Your task is to copy the material exactly.

◆ **Supplied records**:
◆ ◆ ◆ ◆ ◆

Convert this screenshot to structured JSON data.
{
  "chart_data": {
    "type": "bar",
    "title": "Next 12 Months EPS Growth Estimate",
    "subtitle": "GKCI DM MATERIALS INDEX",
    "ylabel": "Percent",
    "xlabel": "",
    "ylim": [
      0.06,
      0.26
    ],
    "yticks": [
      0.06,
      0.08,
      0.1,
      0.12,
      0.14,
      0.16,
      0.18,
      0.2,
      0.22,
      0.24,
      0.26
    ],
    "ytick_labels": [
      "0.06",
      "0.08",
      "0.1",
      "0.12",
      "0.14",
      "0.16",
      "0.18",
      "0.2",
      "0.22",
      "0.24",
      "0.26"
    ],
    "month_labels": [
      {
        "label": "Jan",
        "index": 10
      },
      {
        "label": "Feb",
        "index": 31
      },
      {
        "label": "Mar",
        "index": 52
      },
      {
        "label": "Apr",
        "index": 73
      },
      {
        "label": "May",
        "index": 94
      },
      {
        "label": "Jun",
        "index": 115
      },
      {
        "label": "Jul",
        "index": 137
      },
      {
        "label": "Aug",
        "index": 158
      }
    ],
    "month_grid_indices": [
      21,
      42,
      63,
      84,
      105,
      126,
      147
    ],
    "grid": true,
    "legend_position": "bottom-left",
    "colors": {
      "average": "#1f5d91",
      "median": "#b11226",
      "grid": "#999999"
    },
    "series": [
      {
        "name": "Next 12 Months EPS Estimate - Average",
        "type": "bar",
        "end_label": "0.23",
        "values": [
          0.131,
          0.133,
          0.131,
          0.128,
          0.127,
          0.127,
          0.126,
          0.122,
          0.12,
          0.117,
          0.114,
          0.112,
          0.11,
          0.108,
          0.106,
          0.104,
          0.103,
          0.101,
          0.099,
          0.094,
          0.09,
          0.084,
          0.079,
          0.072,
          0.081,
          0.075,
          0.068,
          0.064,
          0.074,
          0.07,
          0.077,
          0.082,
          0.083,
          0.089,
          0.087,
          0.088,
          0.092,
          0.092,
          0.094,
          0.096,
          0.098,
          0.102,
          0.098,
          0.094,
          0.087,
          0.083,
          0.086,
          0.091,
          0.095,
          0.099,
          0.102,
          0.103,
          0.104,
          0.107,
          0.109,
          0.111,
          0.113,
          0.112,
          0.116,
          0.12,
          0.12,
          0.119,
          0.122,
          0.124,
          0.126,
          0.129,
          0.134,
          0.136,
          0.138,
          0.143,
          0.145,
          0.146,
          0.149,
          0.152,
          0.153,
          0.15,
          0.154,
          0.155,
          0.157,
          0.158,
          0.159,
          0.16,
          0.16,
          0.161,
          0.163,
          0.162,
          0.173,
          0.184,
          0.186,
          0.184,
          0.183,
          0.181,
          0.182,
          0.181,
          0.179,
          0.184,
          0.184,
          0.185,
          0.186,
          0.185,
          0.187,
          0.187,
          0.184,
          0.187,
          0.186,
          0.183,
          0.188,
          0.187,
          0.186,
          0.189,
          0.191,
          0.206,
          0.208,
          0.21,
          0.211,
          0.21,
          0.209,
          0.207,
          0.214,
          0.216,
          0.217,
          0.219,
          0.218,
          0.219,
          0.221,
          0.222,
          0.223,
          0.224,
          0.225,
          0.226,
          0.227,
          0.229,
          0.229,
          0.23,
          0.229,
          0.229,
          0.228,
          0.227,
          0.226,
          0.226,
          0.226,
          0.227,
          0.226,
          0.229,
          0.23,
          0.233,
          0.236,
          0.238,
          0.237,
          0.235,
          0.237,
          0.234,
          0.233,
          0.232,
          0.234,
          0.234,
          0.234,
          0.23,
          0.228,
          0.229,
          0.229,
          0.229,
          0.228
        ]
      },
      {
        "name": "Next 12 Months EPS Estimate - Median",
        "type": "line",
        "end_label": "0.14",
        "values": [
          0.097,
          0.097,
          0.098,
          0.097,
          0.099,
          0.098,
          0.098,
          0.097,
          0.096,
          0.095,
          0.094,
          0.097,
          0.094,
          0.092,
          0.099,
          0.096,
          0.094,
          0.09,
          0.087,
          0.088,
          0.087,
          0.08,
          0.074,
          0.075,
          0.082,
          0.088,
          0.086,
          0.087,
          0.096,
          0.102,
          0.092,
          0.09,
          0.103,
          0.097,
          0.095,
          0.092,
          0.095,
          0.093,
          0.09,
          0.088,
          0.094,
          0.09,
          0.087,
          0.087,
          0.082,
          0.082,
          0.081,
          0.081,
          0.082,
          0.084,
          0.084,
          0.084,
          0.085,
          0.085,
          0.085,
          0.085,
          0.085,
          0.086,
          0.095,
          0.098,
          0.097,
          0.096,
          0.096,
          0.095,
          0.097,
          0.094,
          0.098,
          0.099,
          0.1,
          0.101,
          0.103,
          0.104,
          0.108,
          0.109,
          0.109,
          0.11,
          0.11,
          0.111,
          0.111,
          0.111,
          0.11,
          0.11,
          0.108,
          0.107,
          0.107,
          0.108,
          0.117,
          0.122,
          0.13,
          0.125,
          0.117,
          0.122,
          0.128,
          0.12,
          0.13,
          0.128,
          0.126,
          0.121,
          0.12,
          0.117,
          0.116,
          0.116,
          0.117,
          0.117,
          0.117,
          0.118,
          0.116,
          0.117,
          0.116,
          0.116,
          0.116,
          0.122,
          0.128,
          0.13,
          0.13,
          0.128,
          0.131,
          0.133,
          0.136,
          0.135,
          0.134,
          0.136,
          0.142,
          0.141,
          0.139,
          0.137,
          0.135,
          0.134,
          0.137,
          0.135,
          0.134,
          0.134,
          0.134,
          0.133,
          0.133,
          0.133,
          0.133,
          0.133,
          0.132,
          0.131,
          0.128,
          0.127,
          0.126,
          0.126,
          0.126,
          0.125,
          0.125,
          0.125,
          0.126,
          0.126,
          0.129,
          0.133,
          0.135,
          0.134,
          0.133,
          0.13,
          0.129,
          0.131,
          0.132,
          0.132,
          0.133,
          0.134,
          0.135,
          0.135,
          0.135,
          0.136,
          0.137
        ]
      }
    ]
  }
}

◆ ◆ ◆ ◆ ◆

◆ **Result for this task**:
Convert this screenshot to structured JSON data.
{
  "chart_data": {
    "type": "bar",
    "title": "Next 12 Months EPS Growth Estimate",
    "subtitle": "GKCI DM MATERIALS INDEX",
    "ylabel": "Percent",
    "xlabel": "",
    "ylim": [
      0.06,
      0.26
    ],
    "yticks": [
      0.06,
      0.08,
      0.1,
      0.12,
      0.14,
      0.16,
      0.18,
      0.2,
      0.22,
      0.24,
      0.26
    ],
    "ytick_labels": [
      "0.06",
      "0.08",
      "0.1",
      "0.12",
      "0.14",
      "0.16",
      "0.18",
      "0.2",
      "0.22",
      "0.24",
      "0.26"
    ],
    "month_labels": [
      {
        "label": "Jan",
        "index": 10
      },
      {
        "label": "Feb",
        "index": 31
      },
      {
        "label": "Mar",
        "index": 52
      },
      {
        "label": "Apr",
        "index": 73
      },
      {
        "label": "May",
        "index": 94
      },
      {
        "label": "Jun",
        "index": 115
      },
      {
        "label": "Jul",
        "index": 137
      },
      {
        "label": "Aug",
        "index": 158
      }
    ],
    "month_grid_indices": [
      21,
      42,
      63,
      84,
      105,
      126,
      147
    ],
    "grid": true,
    "legend_position": "bottom-left",
    "colors": {
      "average": "#1f5d91",
      "median": "#b11226",
      "grid": "#999999"
    },
    "series": [
      {
        "name": "Next 12 Months EPS Estimate - Average",
        "type": "bar",
        "end_label": "0.23",
        "values": [
          0.131,
          0.133,
          0.131,
          0.128,
          0.127,
          0.127,
          0.126,
          0.122,
          0.12,
          0.117,
          0.114,
          0.112,
          0.11,
          0.108,
          0.106,
          0.104,
          0.103,
          0.101,
          0.099,
          0.094,
          0.09,
          0.084,
          0.079,
          0.072,
          0.081,
          0.075,
          0.068,
          0.064,
          0.074,
          0.07,
          0.077,
          0.082,
          0.083,
          0.089,
          0.087,
          0.088,
          0.092,
          0.092,
          0.094,
          0.096,
          0.098,
          0.102,
          0.098,
          0.094,
          0.087,
          0.083,
          0.086,
          0.091,
          0.095,
          0.099,
          0.102,
          0.103,
          0.104,
          0.107,
          0.109,
          0.111,
          0.113,
          0.112,
          0.116,
          0.12,
          0.12,
          0.119,
          0.122,
          0.124,
          0.126,
          0.129,
          0.134,
          0.136,
          0.138,
          0.143,
          0.145,
          0.146,
          0.149,
          0.152,
          0.153,
          0.15,
          0.154,
          0.155,
          0.157,
          0.158,
          0.159,
          0.16,
          0.16,
          0.161,
          0.163,
          0.162,
          0.173,
          0.184,
          0.186,
          0.184,
          0.183,
          0.181,
          0.182,
          0.181,
          0.179,
          0.184,
          0.184,
          0.185,
          0.186,
          0.185,
          0.187,
          0.187,
          0.184,
          0.187,
          0.186,
          0.183,
          0.188,
          0.187,
          0.186,
          0.189,
          0.191,
          0.206,
          0.208,
          0.21,
          0.211,
          0.21,
          0.209,
          0.207,
          0.214,
          0.216,
          0.217,
          0.219,
          0.218,
          0.219,
          0.221,
          0.222,
          0.223,
          0.224,
          0.225,
          0.226,
          0.227,
          0.229,
          0.229,
          0.23,
          0.229,
          0.229,
          0.228,
          0.227,
          0.226,
          0.226,
          0.226,
          0.227,
          0.226,
          0.229,
          0.23,
          0.233,
          0.236,
          0.238,
          0.237,
          0.235,
          0.237,
          0.234,
          0.233,
          0.232,
          0.234,
          0.234,
          0.234,
          0.23,
          0.228,
          0.229,
          0.229,
          0.229,
          0.228
        ]
      },
      {
        "name": "Next 12 Months EPS Estimate - Median",
        "type": "line",
        "end_label": "0.14",
        "values": [
          0.097,
          0.097,
          0.098,
          0.097,
          0.099,
          0.098,
          0.098,
          0.097,
          0.096,
          0.095,
          0.094,
          0.097,
          0.094,
          0.092,
          0.099,
          0.096,
          0.094,
          0.09,
          0.087,
          0.088,
          0.087,
          0.08,
          0.074,
          0.075,
          0.082,
          0.088,
          0.086,
          0.087,
          0.096,
          0.102,
          0.092,
          0.09,
          0.103,
          0.097,
          0.095,
          0.092,
          0.095,
          0.093,
          0.09,
          0.088,
          0.094,
          0.09,
          0.087,
          0.087,
          0.082,
          0.082,
          0.081,
          0.081,
          0.082,
          0.084,
          0.084,
          0.084,
          0.085,
          0.085,
          0.085,
          0.085,
          0.085,
          0.086,
          0.095,
          0.098,
          0.097,
          0.096,
          0.096,
          0.095,
          0.097,
          0.094,
          0.098,
          0.099,
          0.1,
          0.101,
          0.103,
          0.104,
          0.108,
          0.109,
          0.109,
          0.11,
          0.11,
          0.111,
          0.111,
          0.111,
          0.11,
          0.11,
          0.108,
          0.107,
          0.107,
          0.108,
          0.117,
          0.122,
          0.13,
          0.125,
          0.117,
          0.122,
          0.128,
          0.12,
          0.13,
          0.128,
          0.126,
          0.121,
          0.12,
          0.117,
          0.116,
          0.116,
          0.117,
          0.117,
          0.117,
          0.118,
          0.116,
          0.117,
          0.116,
          0.116,
          0.116,
          0.122,
          0.128,
          0.13,
          0.13,
          0.128,
          0.131,
          0.133,
          0.136,
          0.135,
          0.134,
          0.136,
          0.142,
          0.141,
          0.139,
          0.137,
          0.135,
          0.134,
          0.137,
          0.135,
          0.134,
          0.134,
          0.134,
          0.133,
          0.133,
          0.133,
          0.133,
          0.133,
          0.132,
          0.131,
          0.128,
          0.127,
          0.126,
          0.126,
          0.126,
          0.125,
          0.125,
          0.125,
          0.126,
          0.126,
          0.129,
          0.133,
          0.135,
          0.134,
          0.133,
          0.13,
          0.129,
          0.131,
          0.132,
          0.132,
          0.133,
          0.134,
          0.135,
          0.135,
          0.135,
          0.136,
          0.137
        ]
      }
    ]
  }
}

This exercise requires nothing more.